**Problem:** Would you please give every entry again exactly, without the pictures?

**Provided data:**
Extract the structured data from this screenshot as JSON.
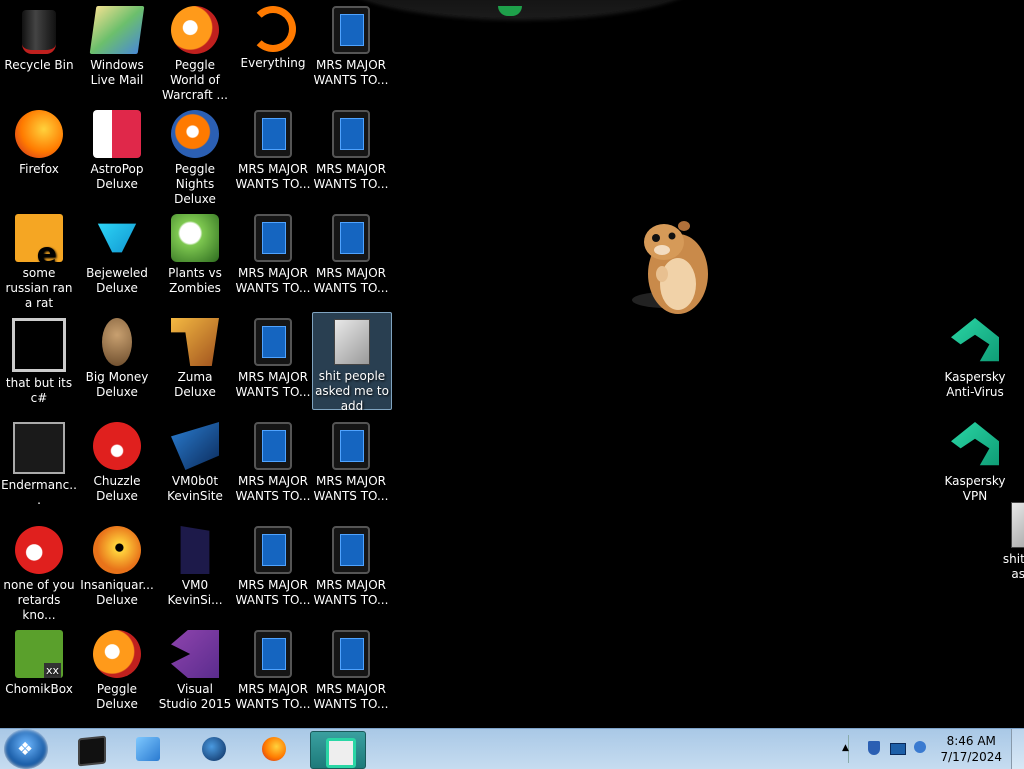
{
  "desktop": {
    "icons": [
      {
        "id": "recycle-bin",
        "label": "Recycle Bin",
        "glyph": "g-bin"
      },
      {
        "id": "windows-live-mail",
        "label": "Windows Live Mail",
        "glyph": "g-wlm"
      },
      {
        "id": "peggle-world-of-warcraft",
        "label": "Peggle World of Warcraft ...",
        "glyph": "g-peggle"
      },
      {
        "id": "everything",
        "label": "Everything",
        "glyph": "g-everything"
      },
      {
        "id": "mrs-major-1",
        "label": "MRS MAJOR WANTS TO...",
        "glyph": "g-tablet"
      },
      {
        "id": "firefox",
        "label": "Firefox",
        "glyph": "g-firefox"
      },
      {
        "id": "astropop-deluxe",
        "label": "AstroPop Deluxe",
        "glyph": "g-astropop"
      },
      {
        "id": "peggle-nights-deluxe",
        "label": "Peggle Nights Deluxe",
        "glyph": "g-nights"
      },
      {
        "id": "mrs-major-2",
        "label": "MRS MAJOR WANTS TO...",
        "glyph": "g-tablet"
      },
      {
        "id": "mrs-major-3",
        "label": "MRS MAJOR WANTS TO...",
        "glyph": "g-tablet"
      },
      {
        "id": "some-russian-ran-a-rat",
        "label": "some russian ran a rat",
        "glyph": "g-rat"
      },
      {
        "id": "bejeweled-deluxe",
        "label": "Bejeweled Deluxe",
        "glyph": "g-bejeweled"
      },
      {
        "id": "plants-vs-zombies",
        "label": "Plants vs Zombies",
        "glyph": "g-pvz"
      },
      {
        "id": "mrs-major-4",
        "label": "MRS MAJOR WANTS TO...",
        "glyph": "g-tablet"
      },
      {
        "id": "mrs-major-5",
        "label": "MRS MAJOR WANTS TO...",
        "glyph": "g-tablet"
      },
      {
        "id": "that-but-its-csharp",
        "label": "that but its c#",
        "glyph": "g-windows"
      },
      {
        "id": "big-money-deluxe",
        "label": "Big Money Deluxe",
        "glyph": "g-money"
      },
      {
        "id": "zuma-deluxe",
        "label": "Zuma Deluxe",
        "glyph": "g-zuma"
      },
      {
        "id": "mrs-major-6",
        "label": "MRS MAJOR WANTS TO...",
        "glyph": "g-tablet"
      },
      {
        "id": "shit-people-asked-me-to-add",
        "label": "shit people asked me to add",
        "glyph": "g-folder",
        "selected": true
      },
      {
        "id": "endermanch",
        "label": "Endermanc...",
        "glyph": "g-ender"
      },
      {
        "id": "chuzzle-deluxe",
        "label": "Chuzzle Deluxe",
        "glyph": "g-chuzzle"
      },
      {
        "id": "vm0b0t-kevinsite",
        "label": "VM0b0t KevinSite",
        "glyph": "g-vm"
      },
      {
        "id": "mrs-major-7",
        "label": "MRS MAJOR WANTS TO...",
        "glyph": "g-tablet"
      },
      {
        "id": "mrs-major-8",
        "label": "MRS MAJOR WANTS TO...",
        "glyph": "g-tablet"
      },
      {
        "id": "none-of-you-retards-kno",
        "label": "none of you retards kno...",
        "glyph": "g-none"
      },
      {
        "id": "insaniquarium-deluxe",
        "label": "Insaniquar... Deluxe",
        "glyph": "g-insaniquarium"
      },
      {
        "id": "vm0-kevinsite",
        "label": "VM0 KevinSi...",
        "glyph": "g-vm0"
      },
      {
        "id": "mrs-major-9",
        "label": "MRS MAJOR WANTS TO...",
        "glyph": "g-tablet"
      },
      {
        "id": "mrs-major-10",
        "label": "MRS MAJOR WANTS TO...",
        "glyph": "g-tablet"
      },
      {
        "id": "chomikbox",
        "label": "ChomikBox",
        "glyph": "g-chomik"
      },
      {
        "id": "peggle-deluxe",
        "label": "Peggle Deluxe",
        "glyph": "g-peggle"
      },
      {
        "id": "visual-studio-2015",
        "label": "Visual Studio 2015",
        "glyph": "g-vs"
      },
      {
        "id": "mrs-major-11",
        "label": "MRS MAJOR WANTS TO...",
        "glyph": "g-tablet"
      },
      {
        "id": "mrs-major-12",
        "label": "MRS MAJOR WANTS TO...",
        "glyph": "g-tablet"
      }
    ],
    "right_icons": [
      {
        "id": "kaspersky-anti-virus",
        "label": "Kaspersky Anti-Virus",
        "glyph": "g-kasp"
      },
      {
        "id": "kaspersky-vpn",
        "label": "Kaspersky VPN",
        "glyph": "g-kasp"
      },
      {
        "id": "shit-people-asked-partial",
        "label": "shit pe... asked",
        "glyph": "g-folder"
      }
    ],
    "pet": "hamster"
  },
  "taskbar": {
    "start_label": "Start",
    "pinned": [
      {
        "id": "pinned-tablet",
        "icon": "tablet-icon"
      },
      {
        "id": "pinned-media-player",
        "icon": "media-player-icon"
      },
      {
        "id": "pinned-globe",
        "icon": "globe-icon"
      },
      {
        "id": "pinned-firefox",
        "icon": "firefox-icon"
      },
      {
        "id": "pinned-kaspersky",
        "icon": "kaspersky-icon",
        "active": true
      }
    ],
    "tray": {
      "time": "8:46 AM",
      "date": "7/17/2024"
    }
  }
}
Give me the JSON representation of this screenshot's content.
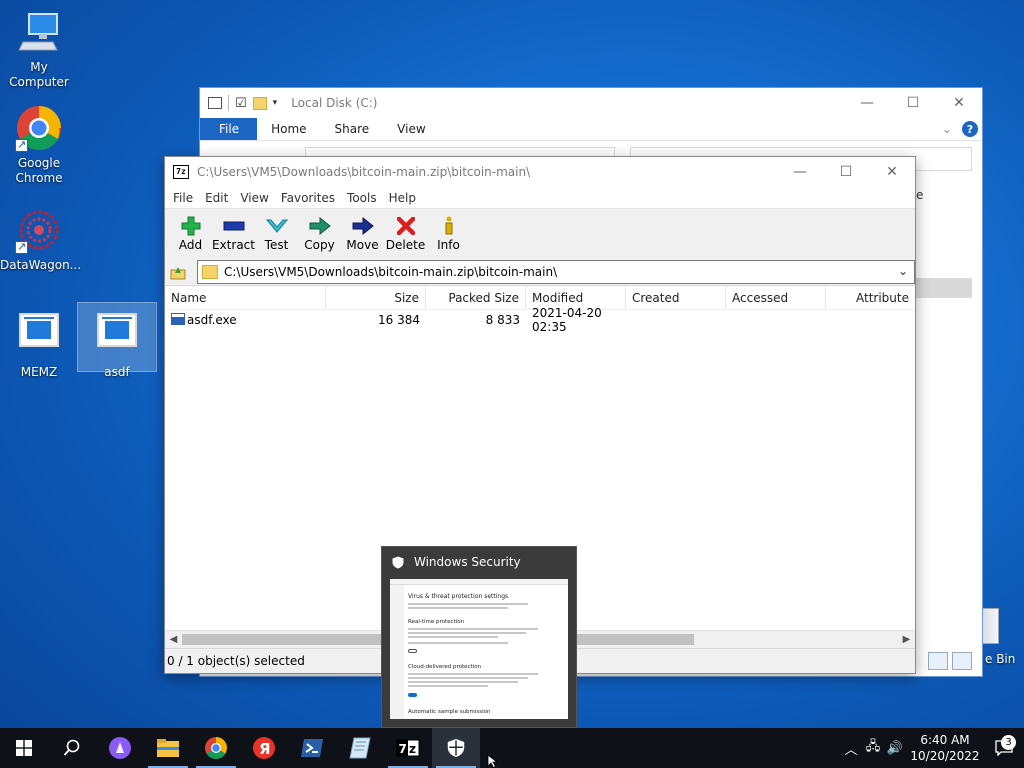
{
  "desktop": {
    "icons": [
      {
        "label": "My Computer",
        "icon": "computer-icon"
      },
      {
        "label": "Google Chrome",
        "icon": "chrome-icon"
      },
      {
        "label": "DataWagon...",
        "icon": "datawagon-icon"
      },
      {
        "label": "MEMZ",
        "icon": "app-icon"
      },
      {
        "label": "asdf",
        "icon": "app-icon"
      }
    ],
    "recycle_bin_label": "e Bin"
  },
  "explorer": {
    "title": "Local Disk (C:)",
    "ribbon_tabs": [
      "File",
      "Home",
      "Share",
      "View"
    ],
    "right_partial": "e"
  },
  "sevenzip": {
    "title": "C:\\Users\\VM5\\Downloads\\bitcoin-main.zip\\bitcoin-main\\",
    "menu": [
      "File",
      "Edit",
      "View",
      "Favorites",
      "Tools",
      "Help"
    ],
    "toolbar": [
      {
        "label": "Add",
        "icon": "add-icon",
        "color": "#22b14c"
      },
      {
        "label": "Extract",
        "icon": "extract-icon",
        "color": "#1e3aa8"
      },
      {
        "label": "Test",
        "icon": "test-icon",
        "color": "#35c0d8"
      },
      {
        "label": "Copy",
        "icon": "copy-icon",
        "color": "#1f8f6a"
      },
      {
        "label": "Move",
        "icon": "move-icon",
        "color": "#1b2f8f"
      },
      {
        "label": "Delete",
        "icon": "delete-icon",
        "color": "#d81e1e"
      },
      {
        "label": "Info",
        "icon": "info-icon",
        "color": "#d9b000"
      }
    ],
    "path": "C:\\Users\\VM5\\Downloads\\bitcoin-main.zip\\bitcoin-main\\",
    "columns": [
      "Name",
      "Size",
      "Packed Size",
      "Modified",
      "Created",
      "Accessed",
      "Attribute"
    ],
    "rows": [
      {
        "name": "asdf.exe",
        "size": "16 384",
        "packed": "8 833",
        "modified": "2021-04-20 02:35",
        "created": "",
        "accessed": "",
        "attributes": ""
      }
    ],
    "status": "0 / 1 object(s) selected"
  },
  "thumbnail": {
    "title": "Windows Security",
    "mini": {
      "heading": "Virus & threat protection settings",
      "sub1": "Real-time protection",
      "sub2": "Cloud-delivered protection",
      "sub3": "Automatic sample submission"
    }
  },
  "taskbar": {
    "apps": [
      "start",
      "search",
      "alice",
      "explorer",
      "chrome",
      "yandex",
      "powershell",
      "notepad",
      "7zip",
      "windows-security"
    ],
    "time": "6:40 AM",
    "date": "10/20/2022",
    "notifications": "3"
  }
}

**Reply to the exercise:**
Extract the structured data from this screenshot as JSON.
{
  "desktop": {
    "icons": [
      {
        "id": "recycle-bin",
        "label": "Recycle Bin",
        "glyph": "g-bin"
      },
      {
        "id": "windows-live-mail",
        "label": "Windows Live Mail",
        "glyph": "g-wlm"
      },
      {
        "id": "peggle-world-of-warcraft",
        "label": "Peggle World of Warcraft ...",
        "glyph": "g-peggle"
      },
      {
        "id": "everything",
        "label": "Everything",
        "glyph": "g-everything"
      },
      {
        "id": "mrs-major-1",
        "label": "MRS MAJOR WANTS TO...",
        "glyph": "g-tablet"
      },
      {
        "id": "firefox",
        "label": "Firefox",
        "glyph": "g-firefox"
      },
      {
        "id": "astropop-deluxe",
        "label": "AstroPop Deluxe",
        "glyph": "g-astropop"
      },
      {
        "id": "peggle-nights-deluxe",
        "label": "Peggle Nights Deluxe",
        "glyph": "g-nights"
      },
      {
        "id": "mrs-major-2",
        "label": "MRS MAJOR WANTS TO...",
        "glyph": "g-tablet"
      },
      {
        "id": "mrs-major-3",
        "label": "MRS MAJOR WANTS TO...",
        "glyph": "g-tablet"
      },
      {
        "id": "some-russian-ran-a-rat",
        "label": "some russian ran a rat",
        "glyph": "g-rat"
      },
      {
        "id": "bejeweled-deluxe",
        "label": "Bejeweled Deluxe",
        "glyph": "g-bejeweled"
      },
      {
        "id": "plants-vs-zombies",
        "label": "Plants vs Zombies",
        "glyph": "g-pvz"
      },
      {
        "id": "mrs-major-4",
        "label": "MRS MAJOR WANTS TO...",
        "glyph": "g-tablet"
      },
      {
        "id": "mrs-major-5",
        "label": "MRS MAJOR WANTS TO...",
        "glyph": "g-tablet"
      },
      {
        "id": "that-but-its-csharp",
        "label": "that but its c#",
        "glyph": "g-windows"
      },
      {
        "id": "big-money-deluxe",
        "label": "Big Money Deluxe",
        "glyph": "g-money"
      },
      {
        "id": "zuma-deluxe",
        "label": "Zuma Deluxe",
        "glyph": "g-zuma"
      },
      {
        "id": "mrs-major-6",
        "label": "MRS MAJOR WANTS TO...",
        "glyph": "g-tablet"
      },
      {
        "id": "shit-people-asked-me-to-add",
        "label": "shit people asked me to add",
        "glyph": "g-folder",
        "selected": true
      },
      {
        "id": "endermanch",
        "label": "Endermanc...",
        "glyph": "g-ender"
      },
      {
        "id": "chuzzle-deluxe",
        "label": "Chuzzle Deluxe",
        "glyph": "g-chuzzle"
      },
      {
        "id": "vm0b0t-kevinsite",
        "label": "VM0b0t KevinSite",
        "glyph": "g-vm"
      },
      {
        "id": "mrs-major-7",
        "label": "MRS MAJOR WANTS TO...",
        "glyph": "g-tablet"
      },
      {
        "id": "mrs-major-8",
        "label": "MRS MAJOR WANTS TO...",
        "glyph": "g-tablet"
      },
      {
        "id": "none-of-you-retards-kno",
        "label": "none of you retards kno...",
        "glyph": "g-none"
      },
      {
        "id": "insaniquarium-deluxe",
        "label": "Insaniquar... Deluxe",
        "glyph": "g-insaniquarium"
      },
      {
        "id": "vm0-kevinsite",
        "label": "VM0 KevinSi...",
        "glyph": "g-vm0"
      },
      {
        "id": "mrs-major-9",
        "label": "MRS MAJOR WANTS TO...",
        "glyph": "g-tablet"
      },
      {
        "id": "mrs-major-10",
        "label": "MRS MAJOR WANTS TO...",
        "glyph": "g-tablet"
      },
      {
        "id": "chomikbox",
        "label": "ChomikBox",
        "glyph": "g-chomik"
      },
      {
        "id": "peggle-deluxe",
        "label": "Peggle Deluxe",
        "glyph": "g-peggle"
      },
      {
        "id": "visual-studio-2015",
        "label": "Visual Studio 2015",
        "glyph": "g-vs"
      },
      {
        "id": "mrs-major-11",
        "label": "MRS MAJOR WANTS TO...",
        "glyph": "g-tablet"
      },
      {
        "id": "mrs-major-12",
        "label": "MRS MAJOR WANTS TO...",
        "glyph": "g-tablet"
      }
    ],
    "right_icons": [
      {
        "id": "kaspersky-anti-virus",
        "label": "Kaspersky Anti-Virus",
        "glyph": "g-kasp"
      },
      {
        "id": "kaspersky-vpn",
        "label": "Kaspersky VPN",
        "glyph": "g-kasp"
      },
      {
        "id": "shit-people-asked-partial",
        "label": "shit pe... asked",
        "glyph": "g-folder"
      }
    ],
    "pet": "hamster"
  },
  "taskbar": {
    "start_label": "Start",
    "pinned": [
      {
        "id": "pinned-tablet",
        "icon": "tablet-icon"
      },
      {
        "id": "pinned-media-player",
        "icon": "media-player-icon"
      },
      {
        "id": "pinned-globe",
        "icon": "globe-icon"
      },
      {
        "id": "pinned-firefox",
        "icon": "firefox-icon"
      },
      {
        "id": "pinned-kaspersky",
        "icon": "kaspersky-icon",
        "active": true
      }
    ],
    "tray": {
      "time": "8:46 AM",
      "date": "7/17/2024"
    }
  }
}
Give me the JSON representation of this screenshot's content.
{
  "desktop": {
    "icons": [
      {
        "label": "My Computer",
        "icon": "computer-icon"
      },
      {
        "label": "Google Chrome",
        "icon": "chrome-icon"
      },
      {
        "label": "DataWagon...",
        "icon": "datawagon-icon"
      },
      {
        "label": "MEMZ",
        "icon": "app-icon"
      },
      {
        "label": "asdf",
        "icon": "app-icon"
      }
    ],
    "recycle_bin_label": "e Bin"
  },
  "explorer": {
    "title": "Local Disk (C:)",
    "ribbon_tabs": [
      "File",
      "Home",
      "Share",
      "View"
    ],
    "right_partial": "e"
  },
  "sevenzip": {
    "title": "C:\\Users\\VM5\\Downloads\\bitcoin-main.zip\\bitcoin-main\\",
    "menu": [
      "File",
      "Edit",
      "View",
      "Favorites",
      "Tools",
      "Help"
    ],
    "toolbar": [
      {
        "label": "Add",
        "icon": "add-icon",
        "color": "#22b14c"
      },
      {
        "label": "Extract",
        "icon": "extract-icon",
        "color": "#1e3aa8"
      },
      {
        "label": "Test",
        "icon": "test-icon",
        "color": "#35c0d8"
      },
      {
        "label": "Copy",
        "icon": "copy-icon",
        "color": "#1f8f6a"
      },
      {
        "label": "Move",
        "icon": "move-icon",
        "color": "#1b2f8f"
      },
      {
        "label": "Delete",
        "icon": "delete-icon",
        "color": "#d81e1e"
      },
      {
        "label": "Info",
        "icon": "info-icon",
        "color": "#d9b000"
      }
    ],
    "path": "C:\\Users\\VM5\\Downloads\\bitcoin-main.zip\\bitcoin-main\\",
    "columns": [
      "Name",
      "Size",
      "Packed Size",
      "Modified",
      "Created",
      "Accessed",
      "Attribute"
    ],
    "rows": [
      {
        "name": "asdf.exe",
        "size": "16 384",
        "packed": "8 833",
        "modified": "2021-04-20 02:35",
        "created": "",
        "accessed": "",
        "attributes": ""
      }
    ],
    "status": "0 / 1 object(s) selected"
  },
  "thumbnail": {
    "title": "Windows Security",
    "mini": {
      "heading": "Virus & threat protection settings",
      "sub1": "Real-time protection",
      "sub2": "Cloud-delivered protection",
      "sub3": "Automatic sample submission"
    }
  },
  "taskbar": {
    "apps": [
      "start",
      "search",
      "alice",
      "explorer",
      "chrome",
      "yandex",
      "powershell",
      "notepad",
      "7zip",
      "windows-security"
    ],
    "time": "6:40 AM",
    "date": "10/20/2022",
    "notifications": "3"
  }
}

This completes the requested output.